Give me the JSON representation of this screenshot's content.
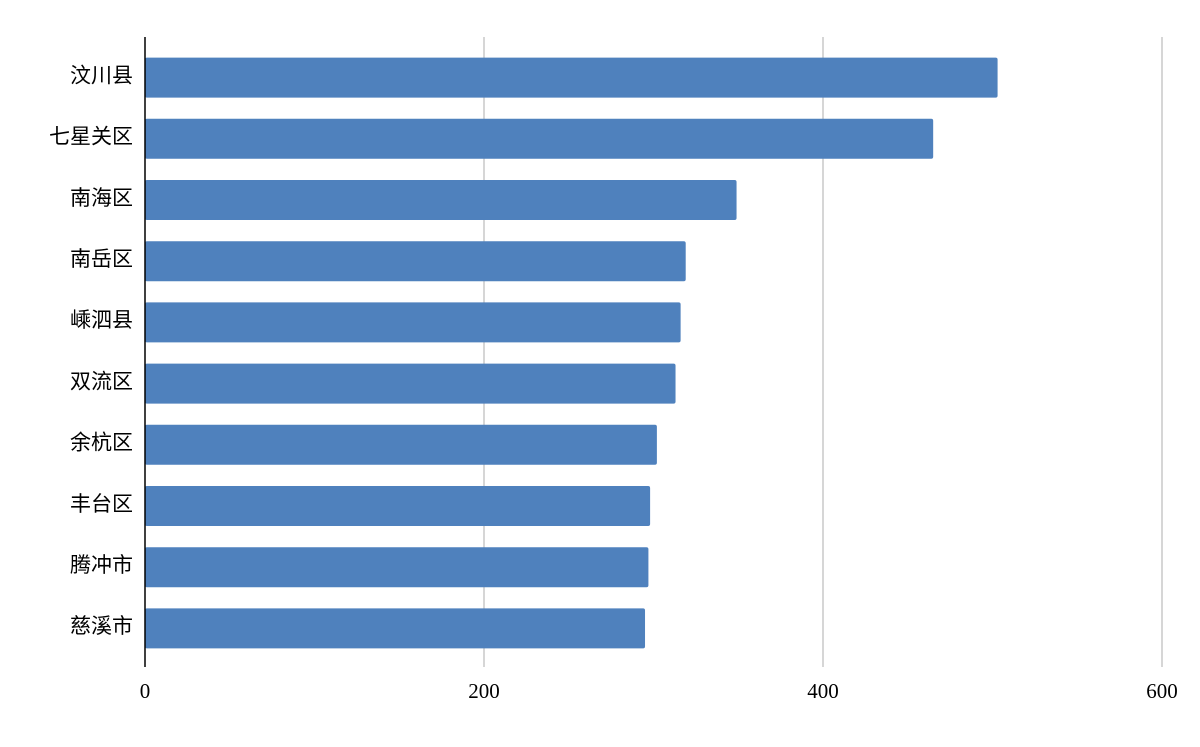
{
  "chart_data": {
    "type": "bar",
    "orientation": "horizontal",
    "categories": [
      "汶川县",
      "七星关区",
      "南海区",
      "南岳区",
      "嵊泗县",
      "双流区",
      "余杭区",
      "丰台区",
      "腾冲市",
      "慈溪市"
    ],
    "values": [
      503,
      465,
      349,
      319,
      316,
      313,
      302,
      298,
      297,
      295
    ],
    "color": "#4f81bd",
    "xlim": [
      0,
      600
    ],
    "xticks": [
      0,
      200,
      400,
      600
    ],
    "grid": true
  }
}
--
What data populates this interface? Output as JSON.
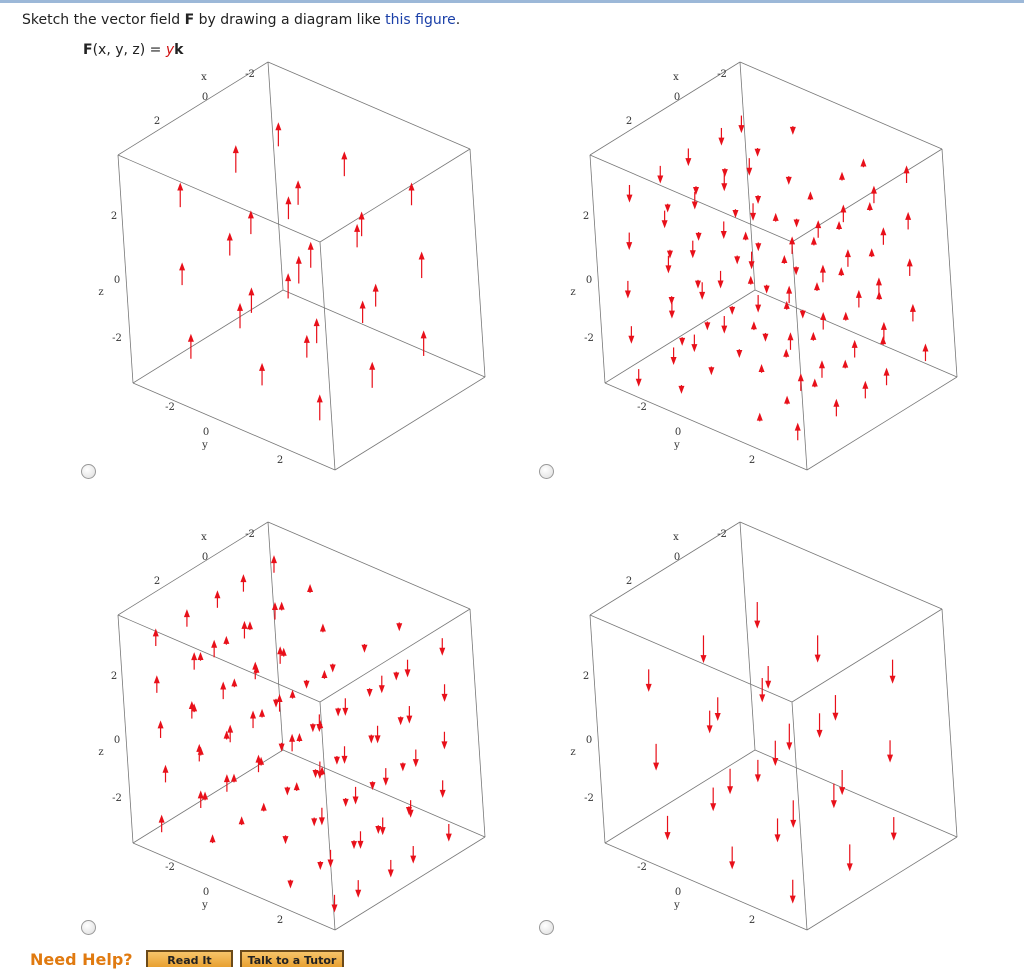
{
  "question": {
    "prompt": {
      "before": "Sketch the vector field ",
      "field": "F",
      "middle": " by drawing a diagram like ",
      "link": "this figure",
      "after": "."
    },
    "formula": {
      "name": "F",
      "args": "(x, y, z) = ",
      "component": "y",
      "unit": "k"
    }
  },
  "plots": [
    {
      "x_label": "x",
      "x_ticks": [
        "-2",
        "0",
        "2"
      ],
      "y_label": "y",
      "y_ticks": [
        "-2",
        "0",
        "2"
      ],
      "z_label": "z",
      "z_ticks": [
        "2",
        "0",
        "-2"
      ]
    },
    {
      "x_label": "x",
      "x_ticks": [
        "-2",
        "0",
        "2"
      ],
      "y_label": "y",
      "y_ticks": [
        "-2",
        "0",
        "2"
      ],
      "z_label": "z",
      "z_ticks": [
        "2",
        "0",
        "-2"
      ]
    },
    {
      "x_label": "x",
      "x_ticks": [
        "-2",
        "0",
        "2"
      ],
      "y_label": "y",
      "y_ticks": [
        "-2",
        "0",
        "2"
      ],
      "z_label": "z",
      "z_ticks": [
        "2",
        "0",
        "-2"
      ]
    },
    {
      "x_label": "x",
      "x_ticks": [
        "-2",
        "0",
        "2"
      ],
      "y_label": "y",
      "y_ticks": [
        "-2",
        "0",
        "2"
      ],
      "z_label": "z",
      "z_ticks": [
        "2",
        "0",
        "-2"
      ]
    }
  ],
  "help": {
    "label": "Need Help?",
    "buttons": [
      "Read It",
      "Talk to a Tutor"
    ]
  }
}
==
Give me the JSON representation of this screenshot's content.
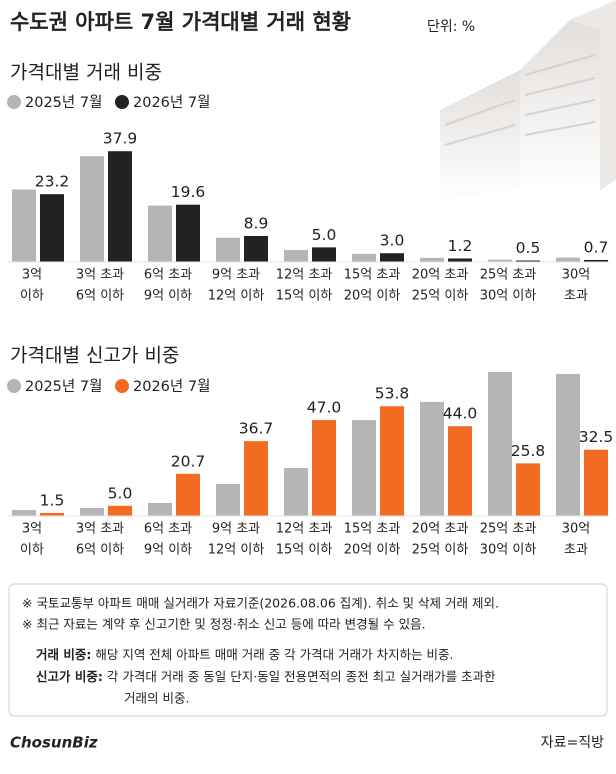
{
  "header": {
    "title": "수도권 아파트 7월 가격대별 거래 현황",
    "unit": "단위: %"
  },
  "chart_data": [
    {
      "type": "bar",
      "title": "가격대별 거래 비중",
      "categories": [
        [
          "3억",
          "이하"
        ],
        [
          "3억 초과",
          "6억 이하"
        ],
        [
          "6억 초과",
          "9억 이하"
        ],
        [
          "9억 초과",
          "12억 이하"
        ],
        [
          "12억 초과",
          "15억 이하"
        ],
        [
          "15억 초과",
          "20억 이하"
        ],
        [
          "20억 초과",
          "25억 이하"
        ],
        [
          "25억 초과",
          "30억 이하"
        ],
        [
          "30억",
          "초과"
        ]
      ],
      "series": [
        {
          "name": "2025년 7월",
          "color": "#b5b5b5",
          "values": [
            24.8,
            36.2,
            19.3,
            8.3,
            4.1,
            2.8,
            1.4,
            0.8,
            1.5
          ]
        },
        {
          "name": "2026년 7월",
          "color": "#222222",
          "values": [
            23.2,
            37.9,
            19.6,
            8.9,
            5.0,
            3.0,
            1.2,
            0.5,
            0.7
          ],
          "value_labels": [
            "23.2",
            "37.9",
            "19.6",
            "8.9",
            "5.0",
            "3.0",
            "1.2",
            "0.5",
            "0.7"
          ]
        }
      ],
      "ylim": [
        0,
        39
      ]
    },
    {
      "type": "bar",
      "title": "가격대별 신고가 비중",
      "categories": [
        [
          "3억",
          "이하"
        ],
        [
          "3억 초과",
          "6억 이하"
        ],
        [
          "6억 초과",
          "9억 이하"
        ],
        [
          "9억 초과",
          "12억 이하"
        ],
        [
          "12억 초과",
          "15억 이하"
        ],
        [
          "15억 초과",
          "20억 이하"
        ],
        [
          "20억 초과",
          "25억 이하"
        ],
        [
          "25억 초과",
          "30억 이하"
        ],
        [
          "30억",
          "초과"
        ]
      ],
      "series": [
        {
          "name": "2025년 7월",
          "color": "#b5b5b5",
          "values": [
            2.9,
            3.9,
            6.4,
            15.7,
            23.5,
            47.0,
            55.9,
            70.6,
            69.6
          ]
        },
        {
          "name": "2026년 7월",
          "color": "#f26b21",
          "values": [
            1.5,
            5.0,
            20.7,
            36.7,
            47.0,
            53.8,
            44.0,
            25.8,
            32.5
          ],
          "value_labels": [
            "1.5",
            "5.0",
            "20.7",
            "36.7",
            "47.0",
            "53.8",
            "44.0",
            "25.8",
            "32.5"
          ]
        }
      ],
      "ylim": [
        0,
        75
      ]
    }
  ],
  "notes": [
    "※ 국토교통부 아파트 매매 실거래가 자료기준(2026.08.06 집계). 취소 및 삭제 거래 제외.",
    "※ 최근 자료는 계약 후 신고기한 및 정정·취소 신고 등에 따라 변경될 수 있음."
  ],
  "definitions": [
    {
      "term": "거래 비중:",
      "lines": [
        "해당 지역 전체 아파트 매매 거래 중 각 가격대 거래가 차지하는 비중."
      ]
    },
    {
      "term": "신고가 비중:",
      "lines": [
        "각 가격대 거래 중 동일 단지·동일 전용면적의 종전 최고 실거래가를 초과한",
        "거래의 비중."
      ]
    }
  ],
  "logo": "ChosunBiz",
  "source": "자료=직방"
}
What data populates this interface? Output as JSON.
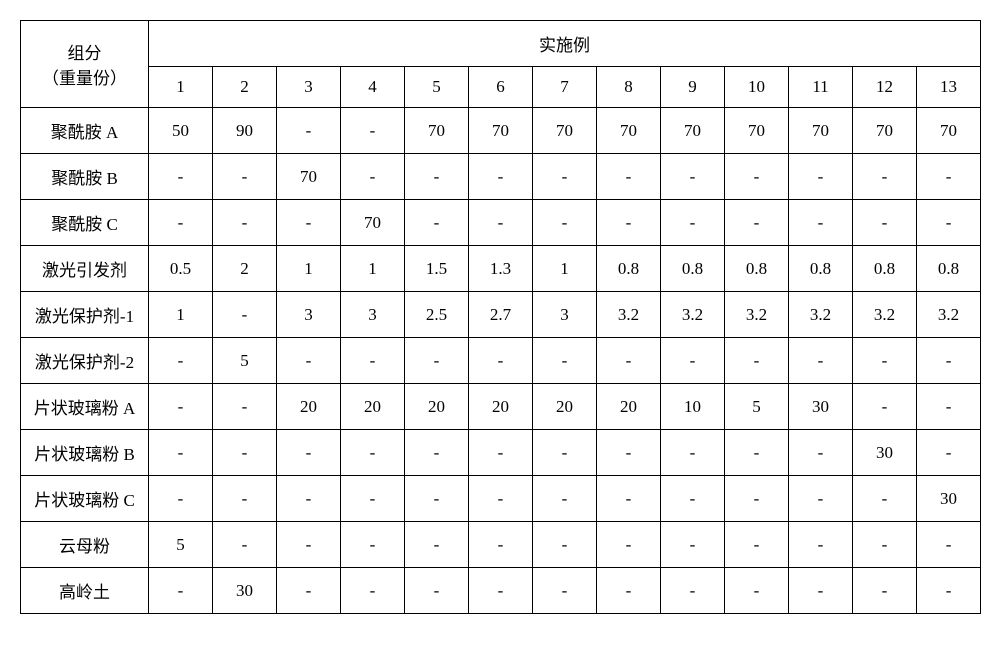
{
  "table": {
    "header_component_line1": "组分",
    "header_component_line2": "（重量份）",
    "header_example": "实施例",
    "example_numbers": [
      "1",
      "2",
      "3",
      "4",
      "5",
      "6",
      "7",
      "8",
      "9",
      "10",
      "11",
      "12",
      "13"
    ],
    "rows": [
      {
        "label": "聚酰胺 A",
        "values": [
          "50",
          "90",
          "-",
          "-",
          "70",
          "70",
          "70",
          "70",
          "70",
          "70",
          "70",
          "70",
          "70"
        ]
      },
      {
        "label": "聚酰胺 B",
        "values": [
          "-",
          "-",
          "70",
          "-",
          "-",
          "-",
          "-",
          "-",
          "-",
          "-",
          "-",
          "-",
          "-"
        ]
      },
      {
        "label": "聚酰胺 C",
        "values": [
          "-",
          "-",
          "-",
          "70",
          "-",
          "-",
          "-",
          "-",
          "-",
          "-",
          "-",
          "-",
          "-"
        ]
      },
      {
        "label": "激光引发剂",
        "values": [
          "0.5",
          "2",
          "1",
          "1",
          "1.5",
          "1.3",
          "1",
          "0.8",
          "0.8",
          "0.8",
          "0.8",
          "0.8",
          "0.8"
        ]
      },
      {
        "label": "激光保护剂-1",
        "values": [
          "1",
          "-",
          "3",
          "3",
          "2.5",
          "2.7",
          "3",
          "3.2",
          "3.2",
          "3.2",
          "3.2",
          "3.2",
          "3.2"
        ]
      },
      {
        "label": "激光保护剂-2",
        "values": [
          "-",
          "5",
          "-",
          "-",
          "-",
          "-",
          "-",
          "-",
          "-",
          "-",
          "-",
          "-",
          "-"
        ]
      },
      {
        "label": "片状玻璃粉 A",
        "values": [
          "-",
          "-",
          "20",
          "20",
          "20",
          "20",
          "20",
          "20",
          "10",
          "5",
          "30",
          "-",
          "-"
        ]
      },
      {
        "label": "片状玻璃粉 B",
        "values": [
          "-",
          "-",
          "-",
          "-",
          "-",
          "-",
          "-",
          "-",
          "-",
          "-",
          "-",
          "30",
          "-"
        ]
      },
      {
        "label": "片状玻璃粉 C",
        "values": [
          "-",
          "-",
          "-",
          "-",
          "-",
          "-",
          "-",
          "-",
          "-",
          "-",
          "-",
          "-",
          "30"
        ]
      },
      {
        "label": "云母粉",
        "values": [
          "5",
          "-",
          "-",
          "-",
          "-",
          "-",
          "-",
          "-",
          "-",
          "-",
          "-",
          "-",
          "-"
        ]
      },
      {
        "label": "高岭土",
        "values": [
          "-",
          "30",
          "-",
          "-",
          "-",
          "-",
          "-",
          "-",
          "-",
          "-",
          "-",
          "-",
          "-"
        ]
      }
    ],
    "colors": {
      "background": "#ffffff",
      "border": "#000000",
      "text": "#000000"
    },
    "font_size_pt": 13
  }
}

DIRECTIVE: Pull out every line of the records that includes the string "title".

COMPLETED TASK:
    "title": "수도권 아파트 7월 가격대별 거래 현황",
      "title": "가격대별 거래 비중",
      "title": "가격대별 신고가 비중",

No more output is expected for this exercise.